## WHAT TO WORK ON
Work through the data line by line, gathering every line that has the word "false".

(Collection entries)
+++

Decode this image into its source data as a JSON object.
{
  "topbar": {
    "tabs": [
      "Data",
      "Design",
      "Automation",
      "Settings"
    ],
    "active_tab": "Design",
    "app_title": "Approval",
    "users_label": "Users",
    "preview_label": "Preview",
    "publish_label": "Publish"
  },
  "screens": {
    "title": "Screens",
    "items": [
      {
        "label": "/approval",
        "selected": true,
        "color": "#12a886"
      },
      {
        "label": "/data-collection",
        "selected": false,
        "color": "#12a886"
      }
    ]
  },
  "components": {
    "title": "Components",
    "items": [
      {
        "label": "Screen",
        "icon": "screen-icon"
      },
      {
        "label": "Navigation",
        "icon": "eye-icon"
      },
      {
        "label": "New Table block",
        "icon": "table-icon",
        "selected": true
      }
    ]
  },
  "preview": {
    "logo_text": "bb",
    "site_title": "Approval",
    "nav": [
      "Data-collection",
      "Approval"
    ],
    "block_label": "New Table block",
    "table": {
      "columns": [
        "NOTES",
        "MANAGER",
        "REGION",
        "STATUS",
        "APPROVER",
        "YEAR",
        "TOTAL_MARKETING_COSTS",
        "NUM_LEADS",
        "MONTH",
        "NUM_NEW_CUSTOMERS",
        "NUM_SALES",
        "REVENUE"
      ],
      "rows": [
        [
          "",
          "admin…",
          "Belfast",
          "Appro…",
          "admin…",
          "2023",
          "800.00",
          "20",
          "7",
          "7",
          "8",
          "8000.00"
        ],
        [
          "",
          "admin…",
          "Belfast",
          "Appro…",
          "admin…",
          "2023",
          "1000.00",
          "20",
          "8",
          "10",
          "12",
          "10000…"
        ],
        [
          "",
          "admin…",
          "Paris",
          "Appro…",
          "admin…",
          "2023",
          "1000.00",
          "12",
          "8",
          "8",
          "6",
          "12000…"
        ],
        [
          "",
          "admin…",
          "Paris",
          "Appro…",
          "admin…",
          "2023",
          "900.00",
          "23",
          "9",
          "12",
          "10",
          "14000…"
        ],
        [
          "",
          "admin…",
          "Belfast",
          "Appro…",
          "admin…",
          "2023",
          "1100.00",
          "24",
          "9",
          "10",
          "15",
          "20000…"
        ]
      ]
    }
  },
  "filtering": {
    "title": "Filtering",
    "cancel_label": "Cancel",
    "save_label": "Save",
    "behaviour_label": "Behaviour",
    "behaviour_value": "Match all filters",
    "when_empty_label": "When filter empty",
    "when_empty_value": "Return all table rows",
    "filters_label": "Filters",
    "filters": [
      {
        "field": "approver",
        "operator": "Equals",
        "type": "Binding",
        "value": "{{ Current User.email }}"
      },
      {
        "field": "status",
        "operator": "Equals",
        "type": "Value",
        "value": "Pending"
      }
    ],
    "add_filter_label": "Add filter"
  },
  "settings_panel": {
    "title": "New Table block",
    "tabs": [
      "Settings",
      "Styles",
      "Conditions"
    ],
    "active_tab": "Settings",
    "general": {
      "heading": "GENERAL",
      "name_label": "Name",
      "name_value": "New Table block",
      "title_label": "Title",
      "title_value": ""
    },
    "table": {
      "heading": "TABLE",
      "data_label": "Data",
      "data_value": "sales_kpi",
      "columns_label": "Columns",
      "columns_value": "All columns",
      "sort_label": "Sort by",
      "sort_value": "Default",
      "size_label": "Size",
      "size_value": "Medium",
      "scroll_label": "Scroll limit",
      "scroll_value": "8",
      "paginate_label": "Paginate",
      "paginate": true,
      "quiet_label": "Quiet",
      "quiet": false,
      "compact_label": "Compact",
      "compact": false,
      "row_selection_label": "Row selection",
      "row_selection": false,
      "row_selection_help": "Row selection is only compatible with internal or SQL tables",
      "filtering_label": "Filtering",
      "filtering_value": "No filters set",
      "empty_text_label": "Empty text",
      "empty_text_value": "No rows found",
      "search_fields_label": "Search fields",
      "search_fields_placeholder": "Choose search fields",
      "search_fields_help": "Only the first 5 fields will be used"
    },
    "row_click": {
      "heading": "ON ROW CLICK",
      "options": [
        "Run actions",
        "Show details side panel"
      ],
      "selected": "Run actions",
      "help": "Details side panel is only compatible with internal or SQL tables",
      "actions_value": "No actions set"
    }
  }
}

+++

## WORKED SOLUTION
        "selected": false,
      "quiet": false,
      "compact": false,
      "row_selection": false,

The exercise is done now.